**To do**
Every line of the material below should be repeated exactly.

[Stored records]
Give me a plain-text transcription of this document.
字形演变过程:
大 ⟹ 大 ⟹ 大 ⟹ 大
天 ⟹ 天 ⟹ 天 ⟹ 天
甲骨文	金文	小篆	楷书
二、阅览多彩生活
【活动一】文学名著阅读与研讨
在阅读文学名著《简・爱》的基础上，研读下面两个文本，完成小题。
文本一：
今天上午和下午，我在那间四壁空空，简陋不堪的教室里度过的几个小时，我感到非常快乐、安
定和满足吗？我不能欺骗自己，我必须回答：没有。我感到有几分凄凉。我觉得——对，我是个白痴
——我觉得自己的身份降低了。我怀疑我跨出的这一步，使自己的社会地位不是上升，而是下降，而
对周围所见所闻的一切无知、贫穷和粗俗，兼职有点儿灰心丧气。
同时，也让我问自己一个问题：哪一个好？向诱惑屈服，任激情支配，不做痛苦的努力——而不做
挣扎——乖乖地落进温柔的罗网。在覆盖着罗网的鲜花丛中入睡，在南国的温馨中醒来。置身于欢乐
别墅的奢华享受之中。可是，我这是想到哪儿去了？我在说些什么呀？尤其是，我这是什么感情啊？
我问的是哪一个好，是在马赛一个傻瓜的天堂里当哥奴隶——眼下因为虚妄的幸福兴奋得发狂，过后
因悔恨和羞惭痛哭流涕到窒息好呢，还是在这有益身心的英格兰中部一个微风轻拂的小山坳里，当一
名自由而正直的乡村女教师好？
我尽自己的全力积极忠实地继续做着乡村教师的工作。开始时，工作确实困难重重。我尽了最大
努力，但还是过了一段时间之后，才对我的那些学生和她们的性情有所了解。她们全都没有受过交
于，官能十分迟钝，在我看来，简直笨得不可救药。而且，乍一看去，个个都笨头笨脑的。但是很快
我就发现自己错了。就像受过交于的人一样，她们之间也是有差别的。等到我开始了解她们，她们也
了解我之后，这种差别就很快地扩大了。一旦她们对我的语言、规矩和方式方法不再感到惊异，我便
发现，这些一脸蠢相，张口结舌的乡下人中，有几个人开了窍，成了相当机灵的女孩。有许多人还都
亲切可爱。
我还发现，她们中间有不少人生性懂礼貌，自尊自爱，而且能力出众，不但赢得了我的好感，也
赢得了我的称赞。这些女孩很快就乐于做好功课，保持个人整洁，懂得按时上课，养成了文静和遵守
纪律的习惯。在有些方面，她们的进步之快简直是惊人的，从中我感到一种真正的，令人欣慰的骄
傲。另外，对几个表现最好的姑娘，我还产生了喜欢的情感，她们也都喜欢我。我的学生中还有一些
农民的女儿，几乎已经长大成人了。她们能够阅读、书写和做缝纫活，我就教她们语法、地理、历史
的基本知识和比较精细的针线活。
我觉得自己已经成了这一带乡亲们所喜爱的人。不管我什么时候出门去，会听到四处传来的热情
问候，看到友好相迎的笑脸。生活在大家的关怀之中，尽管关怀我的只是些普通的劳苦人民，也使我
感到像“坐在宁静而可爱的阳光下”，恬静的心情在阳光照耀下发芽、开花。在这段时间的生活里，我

**Solution to the problem**
Give me a plain-text transcription of this document.
字形演变过程:
大 ⟹ 大 ⟹ 大 ⟹ 大
天 ⟹ 天 ⟹ 天 ⟹ 天
甲骨文	金文	小篆	楷书
二、阅览多彩生活
【活动一】文学名著阅读与研讨
在阅读文学名著《简・爱》的基础上，研读下面两个文本，完成小题。
文本一：
今天上午和下午，我在那间四壁空空，简陋不堪的教室里度过的几个小时，我感到非常快乐、安
定和满足吗？我不能欺骗自己，我必须回答：没有。我感到有几分凄凉。我觉得——对，我是个白痴
——我觉得自己的身份降低了。我怀疑我跨出的这一步，使自己的社会地位不是上升，而是下降，而
对周围所见所闻的一切无知、贫穷和粗俗，兼职有点儿灰心丧气。
同时，也让我问自己一个问题：哪一个好？向诱惑屈服，任激情支配，不做痛苦的努力——而不做
挣扎——乖乖地落进温柔的罗网。在覆盖着罗网的鲜花丛中入睡，在南国的温馨中醒来。置身于欢乐
别墅的奢华享受之中。可是，我这是想到哪儿去了？我在说些什么呀？尤其是，我这是什么感情啊？
我问的是哪一个好，是在马赛一个傻瓜的天堂里当哥奴隶——眼下因为虚妄的幸福兴奋得发狂，过后
因悔恨和羞惭痛哭流涕到窒息好呢，还是在这有益身心的英格兰中部一个微风轻拂的小山坳里，当一
名自由而正直的乡村女教师好？
我尽自己的全力积极忠实地继续做着乡村教师的工作。开始时，工作确实困难重重。我尽了最大
努力，但还是过了一段时间之后，才对我的那些学生和她们的性情有所了解。她们全都没有受过交
于，官能十分迟钝，在我看来，简直笨得不可救药。而且，乍一看去，个个都笨头笨脑的。但是很快
我就发现自己错了。就像受过交于的人一样，她们之间也是有差别的。等到我开始了解她们，她们也
了解我之后，这种差别就很快地扩大了。一旦她们对我的语言、规矩和方式方法不再感到惊异，我便
发现，这些一脸蠢相，张口结舌的乡下人中，有几个人开了窍，成了相当机灵的女孩。有许多人还都
亲切可爱。
我还发现，她们中间有不少人生性懂礼貌，自尊自爱，而且能力出众，不但赢得了我的好感，也
赢得了我的称赞。这些女孩很快就乐于做好功课，保持个人整洁，懂得按时上课，养成了文静和遵守
纪律的习惯。在有些方面，她们的进步之快简直是惊人的，从中我感到一种真正的，令人欣慰的骄
傲。另外，对几个表现最好的姑娘，我还产生了喜欢的情感，她们也都喜欢我。我的学生中还有一些
农民的女儿，几乎已经长大成人了。她们能够阅读、书写和做缝纫活，我就教她们语法、地理、历史
的基本知识和比较精细的针线活。
我觉得自己已经成了这一带乡亲们所喜爱的人。不管我什么时候出门去，会听到四处传来的热情
问候，看到友好相迎的笑脸。生活在大家的关怀之中，尽管关怀我的只是些普通的劳苦人民，也使我
感到像“坐在宁静而可爱的阳光下”，恬静的心情在阳光照耀下发芽、开花。在这段时间的生活里，我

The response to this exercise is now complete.